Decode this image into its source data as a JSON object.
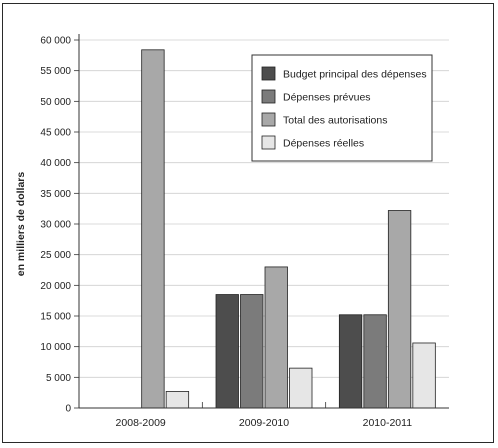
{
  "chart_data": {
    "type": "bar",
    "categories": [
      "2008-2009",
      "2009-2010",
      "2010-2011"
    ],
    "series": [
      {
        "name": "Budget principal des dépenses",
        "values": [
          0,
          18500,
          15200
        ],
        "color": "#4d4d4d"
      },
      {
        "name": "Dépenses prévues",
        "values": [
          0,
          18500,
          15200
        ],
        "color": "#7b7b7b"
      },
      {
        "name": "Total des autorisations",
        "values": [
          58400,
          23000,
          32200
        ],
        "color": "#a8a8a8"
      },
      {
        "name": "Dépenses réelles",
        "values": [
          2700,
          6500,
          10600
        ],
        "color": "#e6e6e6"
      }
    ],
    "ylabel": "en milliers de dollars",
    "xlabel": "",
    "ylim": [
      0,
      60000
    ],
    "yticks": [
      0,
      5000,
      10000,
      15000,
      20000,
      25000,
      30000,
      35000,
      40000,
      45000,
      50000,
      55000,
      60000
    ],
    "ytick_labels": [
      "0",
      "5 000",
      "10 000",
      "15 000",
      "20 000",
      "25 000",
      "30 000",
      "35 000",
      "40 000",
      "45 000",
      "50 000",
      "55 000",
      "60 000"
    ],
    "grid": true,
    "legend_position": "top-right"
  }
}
※ ※ ※
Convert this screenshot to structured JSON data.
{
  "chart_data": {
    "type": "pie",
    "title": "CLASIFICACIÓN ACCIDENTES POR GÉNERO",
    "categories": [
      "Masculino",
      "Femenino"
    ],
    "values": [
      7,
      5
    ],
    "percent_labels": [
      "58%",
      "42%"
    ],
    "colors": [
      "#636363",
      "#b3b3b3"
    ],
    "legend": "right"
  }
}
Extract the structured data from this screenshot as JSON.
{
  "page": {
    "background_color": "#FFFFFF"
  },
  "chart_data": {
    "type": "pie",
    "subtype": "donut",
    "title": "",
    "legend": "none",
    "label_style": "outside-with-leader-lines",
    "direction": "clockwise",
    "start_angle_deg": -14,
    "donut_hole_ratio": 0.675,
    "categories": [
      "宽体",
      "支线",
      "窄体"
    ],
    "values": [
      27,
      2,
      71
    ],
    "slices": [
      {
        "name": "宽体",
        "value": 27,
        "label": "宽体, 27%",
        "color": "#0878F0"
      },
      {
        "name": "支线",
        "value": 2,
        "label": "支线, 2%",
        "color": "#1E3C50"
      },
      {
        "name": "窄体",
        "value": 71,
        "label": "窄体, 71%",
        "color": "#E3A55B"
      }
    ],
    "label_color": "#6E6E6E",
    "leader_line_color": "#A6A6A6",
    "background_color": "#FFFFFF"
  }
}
※ ※ ※
◆ **STATED PROBLEM**
Check each line of the records for the word "JSON" and extract those that contain it.

◆ **EXERCISE OUTPUT**
Decode this image into its source data as a JSON object.
Convert this screenshot to structured JSON data.
Extract the structured data from this screenshot as JSON.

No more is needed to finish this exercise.